Data records:
--- begin ---

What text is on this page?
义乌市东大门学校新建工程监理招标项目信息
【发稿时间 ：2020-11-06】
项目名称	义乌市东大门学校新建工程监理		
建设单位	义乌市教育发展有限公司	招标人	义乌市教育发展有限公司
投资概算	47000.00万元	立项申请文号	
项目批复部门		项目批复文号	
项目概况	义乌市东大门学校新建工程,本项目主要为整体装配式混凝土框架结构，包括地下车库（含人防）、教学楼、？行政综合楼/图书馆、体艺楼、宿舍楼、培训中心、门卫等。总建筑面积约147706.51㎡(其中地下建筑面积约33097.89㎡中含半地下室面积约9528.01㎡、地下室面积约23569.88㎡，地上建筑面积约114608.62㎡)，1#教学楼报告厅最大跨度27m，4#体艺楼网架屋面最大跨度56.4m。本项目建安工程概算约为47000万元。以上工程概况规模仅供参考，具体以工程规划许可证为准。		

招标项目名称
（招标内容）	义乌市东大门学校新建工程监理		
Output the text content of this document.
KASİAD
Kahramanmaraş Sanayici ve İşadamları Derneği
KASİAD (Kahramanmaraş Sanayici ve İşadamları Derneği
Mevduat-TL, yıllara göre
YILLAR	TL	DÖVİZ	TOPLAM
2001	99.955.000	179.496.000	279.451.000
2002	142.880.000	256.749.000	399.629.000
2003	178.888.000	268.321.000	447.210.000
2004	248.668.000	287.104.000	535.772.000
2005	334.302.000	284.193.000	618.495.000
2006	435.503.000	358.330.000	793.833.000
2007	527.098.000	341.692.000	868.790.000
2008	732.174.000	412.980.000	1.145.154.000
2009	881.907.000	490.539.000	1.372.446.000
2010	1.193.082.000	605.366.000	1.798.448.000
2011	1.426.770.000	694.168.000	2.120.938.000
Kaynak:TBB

--- end ---

**Exercise prompt:**
Retype all of the data shown above, word for word.

**Worked answer:**
What text is on this page?
义乌市东大门学校新建工程监理招标项目信息
【发稿时间 ：2020-11-06】
项目名称	义乌市东大门学校新建工程监理		
建设单位	义乌市教育发展有限公司	招标人	义乌市教育发展有限公司
投资概算	47000.00万元	立项申请文号	
项目批复部门		项目批复文号	
项目概况	义乌市东大门学校新建工程,本项目主要为整体装配式混凝土框架结构，包括地下车库（含人防）、教学楼、？行政综合楼/图书馆、体艺楼、宿舍楼、培训中心、门卫等。总建筑面积约147706.51㎡(其中地下建筑面积约33097.89㎡中含半地下室面积约9528.01㎡、地下室面积约23569.88㎡，地上建筑面积约114608.62㎡)，1#教学楼报告厅最大跨度27m，4#体艺楼网架屋面最大跨度56.4m。本项目建安工程概算约为47000万元。以上工程概况规模仅供参考，具体以工程规划许可证为准。		

招标项目名称
（招标内容）	义乌市东大门学校新建工程监理		
Output the text content of this document.
KASİAD
Kahramanmaraş Sanayici ve İşadamları Derneği
KASİAD (Kahramanmaraş Sanayici ve İşadamları Derneği
Mevduat-TL, yıllara göre
YILLAR	TL	DÖVİZ	TOPLAM
2001	99.955.000	179.496.000	279.451.000
2002	142.880.000	256.749.000	399.629.000
2003	178.888.000	268.321.000	447.210.000
2004	248.668.000	287.104.000	535.772.000
2005	334.302.000	284.193.000	618.495.000
2006	435.503.000	358.330.000	793.833.000
2007	527.098.000	341.692.000	868.790.000
2008	732.174.000	412.980.000	1.145.154.000
2009	881.907.000	490.539.000	1.372.446.000
2010	1.193.082.000	605.366.000	1.798.448.000
2011	1.426.770.000	694.168.000	2.120.938.000
Kaynak:TBB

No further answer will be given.